• **WHAT THE EXERCISE ASKS**
Output the data below in full, character for character.

- - - - - - -

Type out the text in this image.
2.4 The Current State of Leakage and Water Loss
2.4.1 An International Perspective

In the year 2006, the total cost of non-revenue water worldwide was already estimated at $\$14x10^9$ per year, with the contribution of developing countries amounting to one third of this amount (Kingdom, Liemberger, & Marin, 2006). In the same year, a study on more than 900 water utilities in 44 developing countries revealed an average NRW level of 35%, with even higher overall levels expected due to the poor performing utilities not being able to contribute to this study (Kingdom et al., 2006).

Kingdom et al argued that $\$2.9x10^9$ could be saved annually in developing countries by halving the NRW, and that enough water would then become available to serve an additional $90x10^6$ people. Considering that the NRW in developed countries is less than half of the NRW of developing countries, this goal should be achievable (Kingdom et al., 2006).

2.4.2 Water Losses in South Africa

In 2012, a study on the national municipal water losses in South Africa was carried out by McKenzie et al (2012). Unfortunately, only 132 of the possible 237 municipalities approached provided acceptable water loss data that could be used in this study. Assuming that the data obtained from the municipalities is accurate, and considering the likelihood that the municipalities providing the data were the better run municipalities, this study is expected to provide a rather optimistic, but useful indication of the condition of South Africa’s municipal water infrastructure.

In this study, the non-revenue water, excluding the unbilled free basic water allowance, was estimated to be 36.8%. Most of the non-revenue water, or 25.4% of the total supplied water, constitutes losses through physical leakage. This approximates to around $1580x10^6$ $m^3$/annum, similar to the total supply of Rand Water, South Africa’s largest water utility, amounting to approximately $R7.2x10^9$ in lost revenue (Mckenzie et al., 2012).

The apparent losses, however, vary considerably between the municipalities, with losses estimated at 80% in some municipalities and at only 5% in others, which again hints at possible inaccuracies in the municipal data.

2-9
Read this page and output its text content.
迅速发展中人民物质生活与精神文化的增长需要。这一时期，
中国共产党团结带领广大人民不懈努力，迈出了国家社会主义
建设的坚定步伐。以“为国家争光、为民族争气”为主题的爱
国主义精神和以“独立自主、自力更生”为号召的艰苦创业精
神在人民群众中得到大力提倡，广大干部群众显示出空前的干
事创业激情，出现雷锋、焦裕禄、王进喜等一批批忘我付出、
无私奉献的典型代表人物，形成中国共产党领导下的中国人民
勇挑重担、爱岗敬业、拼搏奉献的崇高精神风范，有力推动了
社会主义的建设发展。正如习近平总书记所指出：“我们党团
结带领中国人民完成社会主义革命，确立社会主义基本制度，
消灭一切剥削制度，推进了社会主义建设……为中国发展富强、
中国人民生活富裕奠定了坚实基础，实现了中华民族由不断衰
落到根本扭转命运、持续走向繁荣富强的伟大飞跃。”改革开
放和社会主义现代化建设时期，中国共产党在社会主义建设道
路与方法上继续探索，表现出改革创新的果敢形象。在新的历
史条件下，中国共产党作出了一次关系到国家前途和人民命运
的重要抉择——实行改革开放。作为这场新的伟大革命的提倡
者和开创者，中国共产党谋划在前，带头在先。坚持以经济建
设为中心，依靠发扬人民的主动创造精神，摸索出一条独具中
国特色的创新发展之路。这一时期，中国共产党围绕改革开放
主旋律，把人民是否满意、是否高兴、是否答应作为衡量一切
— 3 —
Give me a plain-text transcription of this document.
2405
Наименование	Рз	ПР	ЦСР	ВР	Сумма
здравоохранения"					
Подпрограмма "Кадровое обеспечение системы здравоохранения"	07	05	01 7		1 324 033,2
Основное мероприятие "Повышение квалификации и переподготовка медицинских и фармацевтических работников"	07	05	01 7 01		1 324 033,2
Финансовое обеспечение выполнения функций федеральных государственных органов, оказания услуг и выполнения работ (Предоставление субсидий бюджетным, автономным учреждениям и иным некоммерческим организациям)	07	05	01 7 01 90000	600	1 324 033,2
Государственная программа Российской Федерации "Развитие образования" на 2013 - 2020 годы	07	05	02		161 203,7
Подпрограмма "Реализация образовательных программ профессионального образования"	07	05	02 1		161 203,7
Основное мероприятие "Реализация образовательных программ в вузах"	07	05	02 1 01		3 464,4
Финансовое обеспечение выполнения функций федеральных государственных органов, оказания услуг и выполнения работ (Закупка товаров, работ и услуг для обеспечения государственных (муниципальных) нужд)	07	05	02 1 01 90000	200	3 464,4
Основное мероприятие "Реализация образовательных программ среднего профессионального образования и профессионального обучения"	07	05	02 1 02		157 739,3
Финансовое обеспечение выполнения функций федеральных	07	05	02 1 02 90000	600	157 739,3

- - - - - - -

• **WRITTEN ANSWER**
Type out the text in this image.
2.4 The Current State of Leakage and Water Loss
2.4.1 An International Perspective

In the year 2006, the total cost of non-revenue water worldwide was already estimated at $\$14x10^9$ per year, with the contribution of developing countries amounting to one third of this amount (Kingdom, Liemberger, & Marin, 2006). In the same year, a study on more than 900 water utilities in 44 developing countries revealed an average NRW level of 35%, with even higher overall levels expected due to the poor performing utilities not being able to contribute to this study (Kingdom et al., 2006).

Kingdom et al argued that $\$2.9x10^9$ could be saved annually in developing countries by halving the NRW, and that enough water would then become available to serve an additional $90x10^6$ people. Considering that the NRW in developed countries is less than half of the NRW of developing countries, this goal should be achievable (Kingdom et al., 2006).

2.4.2 Water Losses in South Africa

In 2012, a study on the national municipal water losses in South Africa was carried out by McKenzie et al (2012). Unfortunately, only 132 of the possible 237 municipalities approached provided acceptable water loss data that could be used in this study. Assuming that the data obtained from the municipalities is accurate, and considering the likelihood that the municipalities providing the data were the better run municipalities, this study is expected to provide a rather optimistic, but useful indication of the condition of South Africa’s municipal water infrastructure.

In this study, the non-revenue water, excluding the unbilled free basic water allowance, was estimated to be 36.8%. Most of the non-revenue water, or 25.4% of the total supplied water, constitutes losses through physical leakage. This approximates to around $1580x10^6$ $m^3$/annum, similar to the total supply of Rand Water, South Africa’s largest water utility, amounting to approximately $R7.2x10^9$ in lost revenue (Mckenzie et al., 2012).

The apparent losses, however, vary considerably between the municipalities, with losses estimated at 80% in some municipalities and at only 5% in others, which again hints at possible inaccuracies in the municipal data.

2-9
Read this page and output its text content.
迅速发展中人民物质生活与精神文化的增长需要。这一时期，
中国共产党团结带领广大人民不懈努力，迈出了国家社会主义
建设的坚定步伐。以“为国家争光、为民族争气”为主题的爱
国主义精神和以“独立自主、自力更生”为号召的艰苦创业精
神在人民群众中得到大力提倡，广大干部群众显示出空前的干
事创业激情，出现雷锋、焦裕禄、王进喜等一批批忘我付出、
无私奉献的典型代表人物，形成中国共产党领导下的中国人民
勇挑重担、爱岗敬业、拼搏奉献的崇高精神风范，有力推动了
社会主义的建设发展。正如习近平总书记所指出：“我们党团
结带领中国人民完成社会主义革命，确立社会主义基本制度，
消灭一切剥削制度，推进了社会主义建设……为中国发展富强、
中国人民生活富裕奠定了坚实基础，实现了中华民族由不断衰
落到根本扭转命运、持续走向繁荣富强的伟大飞跃。”改革开
放和社会主义现代化建设时期，中国共产党在社会主义建设道
路与方法上继续探索，表现出改革创新的果敢形象。在新的历
史条件下，中国共产党作出了一次关系到国家前途和人民命运
的重要抉择——实行改革开放。作为这场新的伟大革命的提倡
者和开创者，中国共产党谋划在前，带头在先。坚持以经济建
设为中心，依靠发扬人民的主动创造精神，摸索出一条独具中
国特色的创新发展之路。这一时期，中国共产党围绕改革开放
主旋律，把人民是否满意、是否高兴、是否答应作为衡量一切
— 3 —
Give me a plain-text transcription of this document.
2405
Наименование	Рз	ПР	ЦСР	ВР	Сумма
здравоохранения"					
Подпрограмма "Кадровое обеспечение системы здравоохранения"	07	05	01 7		1 324 033,2
Основное мероприятие "Повышение квалификации и переподготовка медицинских и фармацевтических работников"	07	05	01 7 01		1 324 033,2
Финансовое обеспечение выполнения функций федеральных государственных органов, оказания услуг и выполнения работ (Предоставление субсидий бюджетным, автономным учреждениям и иным некоммерческим организациям)	07	05	01 7 01 90000	600	1 324 033,2
Государственная программа Российской Федерации "Развитие образования" на 2013 - 2020 годы	07	05	02		161 203,7
Подпрограмма "Реализация образовательных программ профессионального образования"	07	05	02 1		161 203,7
Основное мероприятие "Реализация образовательных программ в вузах"	07	05	02 1 01		3 464,4
Финансовое обеспечение выполнения функций федеральных государственных органов, оказания услуг и выполнения работ (Закупка товаров, работ и услуг для обеспечения государственных (муниципальных) нужд)	07	05	02 1 01 90000	200	3 464,4
Основное мероприятие "Реализация образовательных программ среднего профессионального образования и профессионального обучения"	07	05	02 1 02		157 739,3
Финансовое обеспечение выполнения функций федеральных	07	05	02 1 02 90000	600	157 739,3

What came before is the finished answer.